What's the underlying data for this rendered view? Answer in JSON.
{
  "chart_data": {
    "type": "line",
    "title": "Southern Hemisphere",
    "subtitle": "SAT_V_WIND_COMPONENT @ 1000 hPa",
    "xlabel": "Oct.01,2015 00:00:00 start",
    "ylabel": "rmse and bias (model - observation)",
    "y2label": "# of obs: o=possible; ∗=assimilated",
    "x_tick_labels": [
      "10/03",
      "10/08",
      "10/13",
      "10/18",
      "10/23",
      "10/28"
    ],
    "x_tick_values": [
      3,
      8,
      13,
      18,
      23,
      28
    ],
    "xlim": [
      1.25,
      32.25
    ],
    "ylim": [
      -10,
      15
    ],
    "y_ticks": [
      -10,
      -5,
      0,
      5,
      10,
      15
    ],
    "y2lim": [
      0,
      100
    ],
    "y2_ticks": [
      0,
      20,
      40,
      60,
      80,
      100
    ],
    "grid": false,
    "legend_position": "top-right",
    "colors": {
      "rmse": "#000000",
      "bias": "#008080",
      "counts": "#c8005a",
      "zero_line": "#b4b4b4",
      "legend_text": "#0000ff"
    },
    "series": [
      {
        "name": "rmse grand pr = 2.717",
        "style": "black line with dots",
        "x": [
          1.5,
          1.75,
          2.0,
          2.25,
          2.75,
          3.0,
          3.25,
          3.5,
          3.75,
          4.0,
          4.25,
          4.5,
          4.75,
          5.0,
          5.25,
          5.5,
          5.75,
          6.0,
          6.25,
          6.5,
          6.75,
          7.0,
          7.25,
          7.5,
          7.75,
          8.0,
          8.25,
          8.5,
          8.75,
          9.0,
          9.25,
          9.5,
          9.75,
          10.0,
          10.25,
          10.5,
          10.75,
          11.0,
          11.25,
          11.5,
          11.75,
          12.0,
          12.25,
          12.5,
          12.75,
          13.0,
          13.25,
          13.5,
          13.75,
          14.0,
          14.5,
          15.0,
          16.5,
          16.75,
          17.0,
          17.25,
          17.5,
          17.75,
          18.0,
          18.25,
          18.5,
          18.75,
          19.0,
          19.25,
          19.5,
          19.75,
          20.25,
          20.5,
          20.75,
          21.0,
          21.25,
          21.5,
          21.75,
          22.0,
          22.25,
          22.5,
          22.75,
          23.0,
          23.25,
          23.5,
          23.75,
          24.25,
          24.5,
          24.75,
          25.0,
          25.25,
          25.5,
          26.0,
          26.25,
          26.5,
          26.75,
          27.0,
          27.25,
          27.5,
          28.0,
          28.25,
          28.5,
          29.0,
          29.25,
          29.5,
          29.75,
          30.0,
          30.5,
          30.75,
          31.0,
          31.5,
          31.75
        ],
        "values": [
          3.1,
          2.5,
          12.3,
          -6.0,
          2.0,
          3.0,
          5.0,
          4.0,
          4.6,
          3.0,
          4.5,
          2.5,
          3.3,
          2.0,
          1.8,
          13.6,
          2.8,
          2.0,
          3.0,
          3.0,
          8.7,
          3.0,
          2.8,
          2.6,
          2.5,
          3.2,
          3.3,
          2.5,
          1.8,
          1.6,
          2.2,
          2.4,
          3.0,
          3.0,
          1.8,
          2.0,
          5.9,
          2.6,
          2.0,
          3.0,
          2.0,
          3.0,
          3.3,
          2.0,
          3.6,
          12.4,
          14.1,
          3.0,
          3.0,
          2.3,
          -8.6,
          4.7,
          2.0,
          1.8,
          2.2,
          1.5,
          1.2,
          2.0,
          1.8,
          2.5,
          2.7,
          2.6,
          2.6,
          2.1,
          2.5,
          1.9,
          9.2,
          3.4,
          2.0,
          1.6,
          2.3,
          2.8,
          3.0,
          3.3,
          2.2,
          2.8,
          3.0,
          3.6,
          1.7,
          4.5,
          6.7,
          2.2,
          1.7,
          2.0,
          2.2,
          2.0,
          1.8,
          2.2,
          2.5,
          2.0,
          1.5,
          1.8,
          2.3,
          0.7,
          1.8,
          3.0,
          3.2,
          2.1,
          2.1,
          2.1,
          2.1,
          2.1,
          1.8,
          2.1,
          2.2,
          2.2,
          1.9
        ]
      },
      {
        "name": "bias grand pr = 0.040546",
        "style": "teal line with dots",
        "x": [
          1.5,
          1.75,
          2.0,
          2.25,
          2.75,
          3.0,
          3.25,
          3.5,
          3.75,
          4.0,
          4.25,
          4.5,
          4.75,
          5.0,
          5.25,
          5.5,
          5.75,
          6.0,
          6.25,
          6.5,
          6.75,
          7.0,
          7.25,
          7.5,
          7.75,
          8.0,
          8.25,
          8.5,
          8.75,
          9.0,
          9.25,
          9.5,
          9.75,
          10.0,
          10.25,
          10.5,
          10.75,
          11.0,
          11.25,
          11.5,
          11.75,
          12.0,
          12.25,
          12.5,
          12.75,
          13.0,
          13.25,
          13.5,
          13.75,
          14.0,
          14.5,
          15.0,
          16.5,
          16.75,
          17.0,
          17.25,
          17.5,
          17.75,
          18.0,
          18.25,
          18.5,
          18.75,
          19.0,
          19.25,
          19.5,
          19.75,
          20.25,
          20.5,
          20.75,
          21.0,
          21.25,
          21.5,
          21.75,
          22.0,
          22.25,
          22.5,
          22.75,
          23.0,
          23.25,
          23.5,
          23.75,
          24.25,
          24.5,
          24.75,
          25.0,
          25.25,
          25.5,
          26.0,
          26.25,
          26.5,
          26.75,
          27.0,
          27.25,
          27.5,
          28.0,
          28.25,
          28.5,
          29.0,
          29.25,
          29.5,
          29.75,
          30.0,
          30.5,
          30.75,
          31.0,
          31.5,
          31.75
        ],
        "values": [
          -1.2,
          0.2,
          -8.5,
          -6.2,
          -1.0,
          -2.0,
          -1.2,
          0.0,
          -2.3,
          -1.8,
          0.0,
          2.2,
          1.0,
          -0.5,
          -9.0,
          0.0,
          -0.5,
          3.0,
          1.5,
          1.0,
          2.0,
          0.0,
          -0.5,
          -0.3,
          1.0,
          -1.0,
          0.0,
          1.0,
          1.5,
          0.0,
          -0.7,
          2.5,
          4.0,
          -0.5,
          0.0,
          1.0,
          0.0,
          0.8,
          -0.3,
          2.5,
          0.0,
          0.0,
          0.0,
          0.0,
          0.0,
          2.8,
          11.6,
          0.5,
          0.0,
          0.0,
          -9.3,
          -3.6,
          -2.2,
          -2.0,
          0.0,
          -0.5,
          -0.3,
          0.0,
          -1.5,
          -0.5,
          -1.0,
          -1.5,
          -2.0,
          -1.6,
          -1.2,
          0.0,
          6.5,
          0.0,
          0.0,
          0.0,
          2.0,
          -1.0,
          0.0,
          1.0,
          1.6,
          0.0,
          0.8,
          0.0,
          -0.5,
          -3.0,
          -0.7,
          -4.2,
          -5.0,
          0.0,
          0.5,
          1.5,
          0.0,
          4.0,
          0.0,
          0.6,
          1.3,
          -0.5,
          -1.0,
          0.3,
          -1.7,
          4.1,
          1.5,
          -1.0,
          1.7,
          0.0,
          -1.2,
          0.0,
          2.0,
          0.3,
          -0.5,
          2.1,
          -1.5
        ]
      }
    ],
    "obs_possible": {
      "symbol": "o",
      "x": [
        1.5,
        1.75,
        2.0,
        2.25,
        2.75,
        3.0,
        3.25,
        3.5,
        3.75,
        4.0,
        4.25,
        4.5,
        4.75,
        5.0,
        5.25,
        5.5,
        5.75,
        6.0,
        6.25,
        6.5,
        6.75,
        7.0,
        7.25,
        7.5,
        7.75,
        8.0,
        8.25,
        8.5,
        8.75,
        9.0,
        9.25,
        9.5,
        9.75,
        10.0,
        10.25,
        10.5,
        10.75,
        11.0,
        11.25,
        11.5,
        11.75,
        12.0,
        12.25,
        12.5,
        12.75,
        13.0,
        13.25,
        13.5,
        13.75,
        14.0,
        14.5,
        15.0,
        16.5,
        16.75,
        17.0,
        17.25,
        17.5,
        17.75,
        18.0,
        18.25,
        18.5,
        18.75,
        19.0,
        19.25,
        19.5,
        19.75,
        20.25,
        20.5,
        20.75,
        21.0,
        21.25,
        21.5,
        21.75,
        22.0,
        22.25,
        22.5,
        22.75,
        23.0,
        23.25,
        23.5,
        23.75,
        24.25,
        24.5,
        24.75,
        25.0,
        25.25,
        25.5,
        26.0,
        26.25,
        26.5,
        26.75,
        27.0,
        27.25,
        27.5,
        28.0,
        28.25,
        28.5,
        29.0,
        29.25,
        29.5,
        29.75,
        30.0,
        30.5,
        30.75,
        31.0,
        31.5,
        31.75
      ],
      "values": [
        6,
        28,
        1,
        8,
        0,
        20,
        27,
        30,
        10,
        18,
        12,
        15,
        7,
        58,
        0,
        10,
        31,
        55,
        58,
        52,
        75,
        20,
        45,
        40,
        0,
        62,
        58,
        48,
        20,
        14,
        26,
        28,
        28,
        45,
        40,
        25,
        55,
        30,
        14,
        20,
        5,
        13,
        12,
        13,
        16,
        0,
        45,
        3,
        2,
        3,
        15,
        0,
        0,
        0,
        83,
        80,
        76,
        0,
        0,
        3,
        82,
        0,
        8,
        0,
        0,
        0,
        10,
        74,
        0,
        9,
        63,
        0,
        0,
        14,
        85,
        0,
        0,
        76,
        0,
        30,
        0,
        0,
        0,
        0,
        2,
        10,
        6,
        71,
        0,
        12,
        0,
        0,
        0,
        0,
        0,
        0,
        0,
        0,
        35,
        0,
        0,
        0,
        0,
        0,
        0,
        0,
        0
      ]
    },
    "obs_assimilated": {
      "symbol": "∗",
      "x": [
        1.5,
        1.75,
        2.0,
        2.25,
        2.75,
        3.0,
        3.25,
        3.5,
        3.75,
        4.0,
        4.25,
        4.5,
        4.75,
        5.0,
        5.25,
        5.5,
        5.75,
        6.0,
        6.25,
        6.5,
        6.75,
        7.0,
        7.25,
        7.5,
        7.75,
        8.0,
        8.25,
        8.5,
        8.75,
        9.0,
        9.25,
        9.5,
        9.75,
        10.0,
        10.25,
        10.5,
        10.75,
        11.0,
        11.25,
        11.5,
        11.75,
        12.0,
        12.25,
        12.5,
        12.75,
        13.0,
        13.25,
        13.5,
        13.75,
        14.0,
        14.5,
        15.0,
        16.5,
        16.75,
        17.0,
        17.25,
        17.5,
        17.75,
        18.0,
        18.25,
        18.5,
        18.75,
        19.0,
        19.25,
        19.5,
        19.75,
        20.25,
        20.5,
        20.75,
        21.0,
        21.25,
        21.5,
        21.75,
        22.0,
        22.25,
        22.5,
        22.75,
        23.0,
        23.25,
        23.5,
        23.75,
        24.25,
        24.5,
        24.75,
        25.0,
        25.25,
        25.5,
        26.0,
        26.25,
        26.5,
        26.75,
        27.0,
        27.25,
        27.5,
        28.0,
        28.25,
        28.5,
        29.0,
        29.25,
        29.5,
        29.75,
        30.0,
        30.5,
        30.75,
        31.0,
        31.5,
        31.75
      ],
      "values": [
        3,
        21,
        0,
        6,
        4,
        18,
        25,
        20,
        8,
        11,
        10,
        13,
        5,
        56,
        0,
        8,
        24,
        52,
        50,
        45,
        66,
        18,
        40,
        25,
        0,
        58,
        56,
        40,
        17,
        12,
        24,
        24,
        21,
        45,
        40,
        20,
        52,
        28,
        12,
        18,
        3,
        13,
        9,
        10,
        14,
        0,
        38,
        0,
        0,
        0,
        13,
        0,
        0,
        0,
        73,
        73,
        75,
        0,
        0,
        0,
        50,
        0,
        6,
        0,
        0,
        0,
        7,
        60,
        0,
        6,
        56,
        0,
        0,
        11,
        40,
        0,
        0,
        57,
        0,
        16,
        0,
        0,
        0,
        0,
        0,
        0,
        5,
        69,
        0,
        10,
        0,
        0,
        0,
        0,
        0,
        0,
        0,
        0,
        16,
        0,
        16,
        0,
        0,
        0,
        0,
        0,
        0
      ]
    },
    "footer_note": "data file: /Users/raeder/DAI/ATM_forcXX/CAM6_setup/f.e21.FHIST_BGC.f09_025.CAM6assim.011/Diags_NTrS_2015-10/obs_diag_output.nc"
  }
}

◆ **Written problem**:
Only the count is needed: the number of lines in the data that include the word "with".

◆ **Solved exercise**:
2